### WHAT YOU ARE ASKED TO DO
Transcribe all of the records word for word, but omit the pictures.

>> Begin

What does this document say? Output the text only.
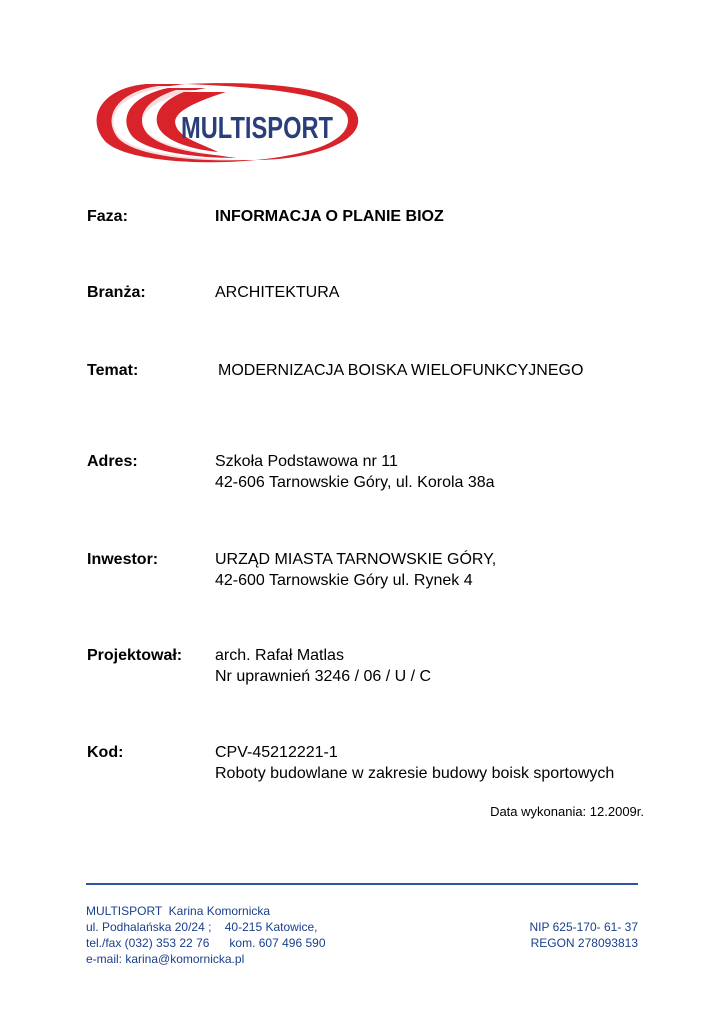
MULTISPORT
Faza:	INFORMACJA O PLANIE BIOZ
Branża:	ARCHITEKTURA
Temat:	MODERNIZACJA BOISKA WIELOFUNKCYJNEGO
Adres:	Szkoła Podstawowa nr 11
42-606 Tarnowskie Góry, ul. Korola 38a
Inwestor:	URZĄD MIASTA TARNOWSKIE GÓRY,
42-600 Tarnowskie Góry ul. Rynek 4
Projektował: arch. Rafał Matlas
Nr uprawnień 3246 / 06 / U / C
Kod:	CPV-45212221-1
Roboty budowlane w zakresie budowy boisk sportowych
Data wykonania: 12.2009r.
MULTISPORT  Karina Komornicka
ul. Podhalańska 20/24 ;    40-215 Katowice,	NIP 625-170- 61- 37
tel./fax (032) 353 22 76      kom. 607 496 590	REGON 278093813
e-mail: karina@komornicka.pl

>> End

### RESPONSE TO THE TASK
What does this document say? Output the text only.
MULTISPORT
Faza:	INFORMACJA O PLANIE BIOZ
Branża:	ARCHITEKTURA
Temat:	MODERNIZACJA BOISKA WIELOFUNKCYJNEGO
Adres:	Szkoła Podstawowa nr 11
42-606 Tarnowskie Góry, ul. Korola 38a
Inwestor:	URZĄD MIASTA TARNOWSKIE GÓRY,
42-600 Tarnowskie Góry ul. Rynek 4
Projektował: arch. Rafał Matlas
Nr uprawnień 3246 / 06 / U / C
Kod:	CPV-45212221-1
Roboty budowlane w zakresie budowy boisk sportowych
Data wykonania: 12.2009r.
MULTISPORT  Karina Komornicka
ul. Podhalańska 20/24 ;    40-215 Katowice,	NIP 625-170- 61- 37
tel./fax (032) 353 22 76      kom. 607 496 590	REGON 278093813
e-mail: karina@komornicka.pl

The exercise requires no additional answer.